--- Given passage ---
Court of Appeals of Colorado, Third Division

March 21, 2019

Daniel E. Tisch and Eva R. Tisch, Plaintiffs-Appellees and Cross-Appellants,
Gary D. Tisch and The Liquor Barn, Ltd., Defendants-Appellants and Cross-Appellees.

          Jefferson County District Court No. 16CV30697 Honorable Laura A. Tighe, Judge Honorable Stephen M. Munsinger, Judge

          Aitken Law, LLC, Sharlene J. Aitken, Denver, Colorado; Mills Schmitz Halstead & Zaloudek, LLC, Michael F. Mills, Denver, Colorado, for Plaintiffs-Appellees and Cross-Appellants

          Stinson Leonard Street LLP, Perry L. Glantz, Ryan M. Sugden, Anna Day, Greenwood Village, Colorado, for Defendants-Appellants and Cross-Appellees


          FREYRE, JUDGE

         ¶ 1 In this individual and shareholder derivative action involving a closely held corporation, defendants - the Liquor Barn, Ltd.; and Gary D. Tisch as the officer, director, and controlling shareholder (collectively Gary) - appeal the jury's verdict in favor of plaintiffs and minority shareholders, Daniel E. Tisch and Eva R. Tisch (Tisch siblings). The jury found that Gary had committed civil theft against the Tisch siblings individually and against the Liquor Barn by using the Liquor Barn profits for his private use. It awarded the Tisch siblings $300, 000 in damages for civil theft and the Liquor Barn, on whose behalf the Tisch siblings brought a derivative action, zero damages for civil theft. The jury also found that Gary had violated his fiduciary duty to the Liquor Barn and the Tisch siblings. It awarded $150, 000 in damages to the Tisch siblings and zero damages to the Liquor Barn for breach of fiduciary duty. The trial court entered judgment against Gary and the Liquor Barn. The court then awarded the Tisch siblings treble damages, totaling $900, 000 for the civil theft claim, under section 18-4-405, C.R.S. 2018; $43, 837.40 in costs; and $150, 000 in attorney fees.
--- Data lines ---
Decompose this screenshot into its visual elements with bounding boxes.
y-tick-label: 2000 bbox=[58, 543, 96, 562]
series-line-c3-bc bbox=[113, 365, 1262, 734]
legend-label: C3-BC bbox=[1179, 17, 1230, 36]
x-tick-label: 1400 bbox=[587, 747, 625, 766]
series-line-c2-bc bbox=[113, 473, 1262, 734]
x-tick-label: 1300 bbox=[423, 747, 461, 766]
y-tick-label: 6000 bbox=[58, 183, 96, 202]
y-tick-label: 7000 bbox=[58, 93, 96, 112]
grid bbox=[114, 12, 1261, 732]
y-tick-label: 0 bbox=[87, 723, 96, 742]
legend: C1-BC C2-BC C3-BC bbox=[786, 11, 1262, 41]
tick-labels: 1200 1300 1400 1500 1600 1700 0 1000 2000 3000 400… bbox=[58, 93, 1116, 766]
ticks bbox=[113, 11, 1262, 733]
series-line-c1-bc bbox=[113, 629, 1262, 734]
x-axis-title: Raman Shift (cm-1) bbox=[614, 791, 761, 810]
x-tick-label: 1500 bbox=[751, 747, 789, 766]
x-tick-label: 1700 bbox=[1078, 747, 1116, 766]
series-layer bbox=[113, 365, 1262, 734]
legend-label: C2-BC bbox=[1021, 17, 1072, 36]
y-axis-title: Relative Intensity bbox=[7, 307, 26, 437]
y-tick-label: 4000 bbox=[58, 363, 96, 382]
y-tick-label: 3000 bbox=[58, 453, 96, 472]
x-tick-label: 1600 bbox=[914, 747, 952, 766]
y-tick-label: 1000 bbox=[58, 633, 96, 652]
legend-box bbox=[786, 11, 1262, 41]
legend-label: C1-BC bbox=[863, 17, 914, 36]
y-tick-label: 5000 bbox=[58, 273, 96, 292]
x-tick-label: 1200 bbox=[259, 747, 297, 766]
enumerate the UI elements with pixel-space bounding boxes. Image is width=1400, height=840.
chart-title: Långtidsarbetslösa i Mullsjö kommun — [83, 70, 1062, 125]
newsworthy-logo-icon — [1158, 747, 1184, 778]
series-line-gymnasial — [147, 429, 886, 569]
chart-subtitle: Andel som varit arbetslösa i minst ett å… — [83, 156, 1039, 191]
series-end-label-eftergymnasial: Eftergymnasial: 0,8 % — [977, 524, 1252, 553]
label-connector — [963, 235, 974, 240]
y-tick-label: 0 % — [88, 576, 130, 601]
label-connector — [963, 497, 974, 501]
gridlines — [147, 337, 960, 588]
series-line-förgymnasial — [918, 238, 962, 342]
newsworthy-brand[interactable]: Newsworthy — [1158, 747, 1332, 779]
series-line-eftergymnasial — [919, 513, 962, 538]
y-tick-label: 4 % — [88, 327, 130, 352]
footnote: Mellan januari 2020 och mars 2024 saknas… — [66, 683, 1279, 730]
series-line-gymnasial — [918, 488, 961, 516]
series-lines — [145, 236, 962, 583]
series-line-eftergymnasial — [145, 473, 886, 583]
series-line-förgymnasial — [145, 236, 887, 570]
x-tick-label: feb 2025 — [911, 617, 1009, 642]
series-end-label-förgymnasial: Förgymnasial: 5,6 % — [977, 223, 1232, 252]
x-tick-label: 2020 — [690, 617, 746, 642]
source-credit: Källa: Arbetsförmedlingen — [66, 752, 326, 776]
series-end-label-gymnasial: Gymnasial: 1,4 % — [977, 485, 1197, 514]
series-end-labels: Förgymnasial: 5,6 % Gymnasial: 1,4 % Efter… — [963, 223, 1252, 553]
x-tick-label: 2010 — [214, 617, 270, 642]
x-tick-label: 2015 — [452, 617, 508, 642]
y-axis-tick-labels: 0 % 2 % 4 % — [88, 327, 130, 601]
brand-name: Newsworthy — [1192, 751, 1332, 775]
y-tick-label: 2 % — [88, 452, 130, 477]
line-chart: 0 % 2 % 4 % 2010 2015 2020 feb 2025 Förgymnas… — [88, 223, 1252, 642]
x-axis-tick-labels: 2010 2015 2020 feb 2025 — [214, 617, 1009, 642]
---
◆ Required actions ◆
a) Using the appeals court opinion, answer these:
(i) On what date was it issued?
(ii) Which judge wrote it?
(iii) Under what statute did the trial court award treble damages?
b) Transcribe the stretch of the appeals court opinion from "Court of Appeals" through "Defendants-Appellants and Cross-Appellees.".
The material placed after the appeals court opinion stands apart from it.

◆ Solutions to the exercise ◆
a)
(i) March 21, 2019
(ii) Judge Freyre
(iii) Section 18-4-405, C.R.S. 2018

b)
Court of Appeals of Colorado, Third Division

March 21, 2019

Daniel E. Tisch and Eva R. Tisch, Plaintiffs-Appellees and Cross-Appellants,
Gary D. Tisch and The Liquor Barn, Ltd., Defendants-Appellants and Cross-Appellees.